DESCRIPTION OF THE TASK :: Copy out the complete listing, word for word.

LISTED RECORDS ::
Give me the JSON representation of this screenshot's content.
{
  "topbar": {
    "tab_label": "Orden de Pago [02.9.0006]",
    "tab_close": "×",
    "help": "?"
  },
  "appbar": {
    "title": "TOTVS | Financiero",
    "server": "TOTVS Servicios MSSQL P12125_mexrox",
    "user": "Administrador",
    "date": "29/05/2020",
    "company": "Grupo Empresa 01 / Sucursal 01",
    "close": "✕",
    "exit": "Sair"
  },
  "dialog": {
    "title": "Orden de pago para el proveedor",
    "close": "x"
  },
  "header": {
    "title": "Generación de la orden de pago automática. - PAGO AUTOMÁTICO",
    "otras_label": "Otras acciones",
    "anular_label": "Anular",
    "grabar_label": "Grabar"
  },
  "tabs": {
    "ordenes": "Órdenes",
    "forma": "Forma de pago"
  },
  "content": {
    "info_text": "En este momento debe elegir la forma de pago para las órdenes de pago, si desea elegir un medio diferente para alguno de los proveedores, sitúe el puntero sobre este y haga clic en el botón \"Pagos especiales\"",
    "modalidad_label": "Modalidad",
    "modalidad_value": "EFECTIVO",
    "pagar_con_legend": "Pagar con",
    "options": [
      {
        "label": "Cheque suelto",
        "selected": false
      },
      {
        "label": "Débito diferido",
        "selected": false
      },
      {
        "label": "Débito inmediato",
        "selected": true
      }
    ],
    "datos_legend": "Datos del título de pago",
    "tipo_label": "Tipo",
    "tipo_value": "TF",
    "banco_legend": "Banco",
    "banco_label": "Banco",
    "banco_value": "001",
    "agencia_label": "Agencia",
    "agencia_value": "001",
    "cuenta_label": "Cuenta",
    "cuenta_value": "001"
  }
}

REPLY TO THE EXERCISE ::
Give me the JSON representation of this screenshot's content.
{
  "topbar": {
    "tab_label": "Orden de Pago [02.9.0006]",
    "tab_close": "×",
    "help": "?"
  },
  "appbar": {
    "title": "TOTVS | Financiero",
    "server": "TOTVS Servicios MSSQL P12125_mexrox",
    "user": "Administrador",
    "date": "29/05/2020",
    "company": "Grupo Empresa 01 / Sucursal 01",
    "close": "✕",
    "exit": "Sair"
  },
  "dialog": {
    "title": "Orden de pago para el proveedor",
    "close": "x"
  },
  "header": {
    "title": "Generación de la orden de pago automática. - PAGO AUTOMÁTICO",
    "otras_label": "Otras acciones",
    "anular_label": "Anular",
    "grabar_label": "Grabar"
  },
  "tabs": {
    "ordenes": "Órdenes",
    "forma": "Forma de pago"
  },
  "content": {
    "info_text": "En este momento debe elegir la forma de pago para las órdenes de pago, si desea elegir un medio diferente para alguno de los proveedores, sitúe el puntero sobre este y haga clic en el botón \"Pagos especiales\"",
    "modalidad_label": "Modalidad",
    "modalidad_value": "EFECTIVO",
    "pagar_con_legend": "Pagar con",
    "options": [
      {
        "label": "Cheque suelto",
        "selected": false
      },
      {
        "label": "Débito diferido",
        "selected": false
      },
      {
        "label": "Débito inmediato",
        "selected": true
      }
    ],
    "datos_legend": "Datos del título de pago",
    "tipo_label": "Tipo",
    "tipo_value": "TF",
    "banco_legend": "Banco",
    "banco_label": "Banco",
    "banco_value": "001",
    "agencia_label": "Agencia",
    "agencia_value": "001",
    "cuenta_label": "Cuenta",
    "cuenta_value": "001"
  }
}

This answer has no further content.